Collected data entries
--- START ---
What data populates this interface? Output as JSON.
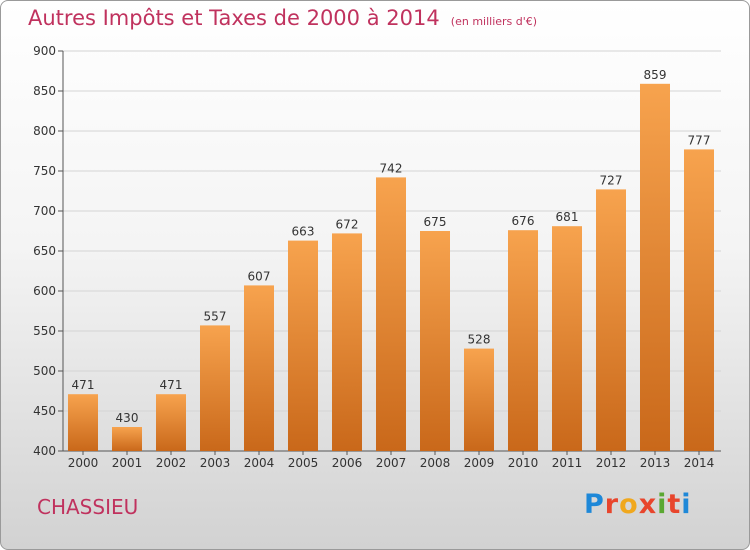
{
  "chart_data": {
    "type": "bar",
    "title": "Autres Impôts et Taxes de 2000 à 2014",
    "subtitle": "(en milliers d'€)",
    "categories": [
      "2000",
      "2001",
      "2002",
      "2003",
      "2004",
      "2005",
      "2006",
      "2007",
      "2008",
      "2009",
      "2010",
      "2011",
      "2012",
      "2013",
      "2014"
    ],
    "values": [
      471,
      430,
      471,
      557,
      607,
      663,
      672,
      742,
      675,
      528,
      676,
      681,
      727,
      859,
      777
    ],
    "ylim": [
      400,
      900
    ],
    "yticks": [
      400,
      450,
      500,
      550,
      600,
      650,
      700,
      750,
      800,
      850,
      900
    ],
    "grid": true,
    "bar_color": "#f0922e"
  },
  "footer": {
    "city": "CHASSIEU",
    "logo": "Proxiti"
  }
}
--- END ---
Work to complete
Quote the entries in full. Any image among them is to be omitted from the copy.

Written response
What data populates this interface? Output as JSON.
{
  "chart_data": {
    "type": "bar",
    "title": "Autres Impôts et Taxes de 2000 à 2014",
    "subtitle": "(en milliers d'€)",
    "categories": [
      "2000",
      "2001",
      "2002",
      "2003",
      "2004",
      "2005",
      "2006",
      "2007",
      "2008",
      "2009",
      "2010",
      "2011",
      "2012",
      "2013",
      "2014"
    ],
    "values": [
      471,
      430,
      471,
      557,
      607,
      663,
      672,
      742,
      675,
      528,
      676,
      681,
      727,
      859,
      777
    ],
    "ylim": [
      400,
      900
    ],
    "yticks": [
      400,
      450,
      500,
      550,
      600,
      650,
      700,
      750,
      800,
      850,
      900
    ],
    "grid": true,
    "bar_color": "#f0922e"
  },
  "footer": {
    "city": "CHASSIEU",
    "logo": "Proxiti"
  }
}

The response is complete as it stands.